>> start EXCERPTED DATA

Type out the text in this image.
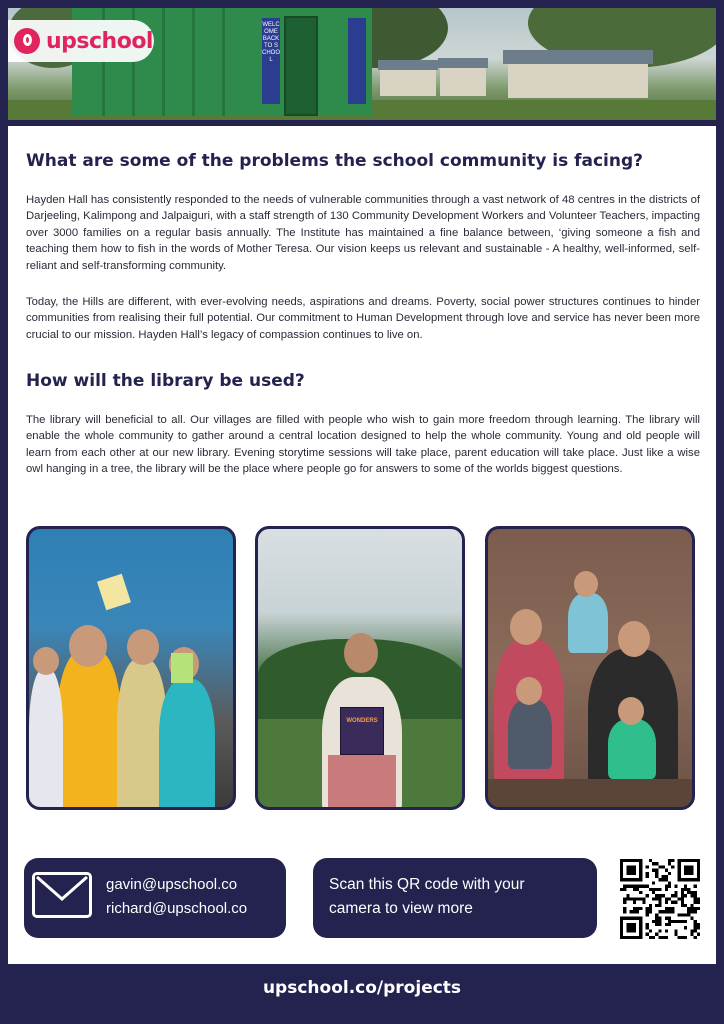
WELCOME BACK TO SCHOOL
upschool
What are some of the problems the school community is facing?

Hayden Hall has consistently responded to the needs of vulnerable communities through a vast network of 48 centres in the districts of Darjeeling, Kalimpong and Jalpaiguri, with a staff strength of 130 Community Development Workers and Volunteer Teachers, impacting over 3000 families on a regular basis annually. The Institute has maintained a fine balance between, ‘giving someone a fish and teaching them how to fish in the words of Mother Teresa. Our vision keeps us relevant and sustainable - A healthy, well-informed, self-reliant and self-transforming community.

Today, the Hills are different, with ever-evolving needs, aspirations and dreams. Poverty, social power structures continues to hinder communities from realising their full potential. Our commitment to Human Development through love and service has never been more crucial to our mission. Hayden Hall’s legacy of compassion continues to live on.

How will the library be used?

The library will beneficial to all. Our villages are filled with people who wish to gain more freedom through learning. The library will enable the whole community to gather around a central location designed to help the whole community. Young and old people will learn from each other at our new library. Evening storytime sessions will take place, parent education will take place. Just like a wise owl hanging in a tree, the library will be the place where people go for answers to some of the worlds biggest questions.

WONDERS
gavin@upschool.co
richard@upschool.co
Scan this QR code with your
camera to view more
upschool.co/projects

>> end EXCERPTED DATA

--- SET TASK ---
Every entry should be returned exactly as written, minus the pictures.

--- RESPONSE FOR THIS EXERCISE ---
Type out the text in this image.
WELCOME BACK TO SCHOOL
upschool
What are some of the problems the school community is facing?

Hayden Hall has consistently responded to the needs of vulnerable communities through a vast network of 48 centres in the districts of Darjeeling, Kalimpong and Jalpaiguri, with a staff strength of 130 Community Development Workers and Volunteer Teachers, impacting over 3000 families on a regular basis annually. The Institute has maintained a fine balance between, ‘giving someone a fish and teaching them how to fish in the words of Mother Teresa. Our vision keeps us relevant and sustainable - A healthy, well-informed, self-reliant and self-transforming community.

Today, the Hills are different, with ever-evolving needs, aspirations and dreams. Poverty, social power structures continues to hinder communities from realising their full potential. Our commitment to Human Development through love and service has never been more crucial to our mission. Hayden Hall’s legacy of compassion continues to live on.

How will the library be used?

The library will beneficial to all. Our villages are filled with people who wish to gain more freedom through learning. The library will enable the whole community to gather around a central location designed to help the whole community. Young and old people will learn from each other at our new library. Evening storytime sessions will take place, parent education will take place. Just like a wise owl hanging in a tree, the library will be the place where people go for answers to some of the worlds biggest questions.

WONDERS
gavin@upschool.co
richard@upschool.co
Scan this QR code with your
camera to view more
upschool.co/projects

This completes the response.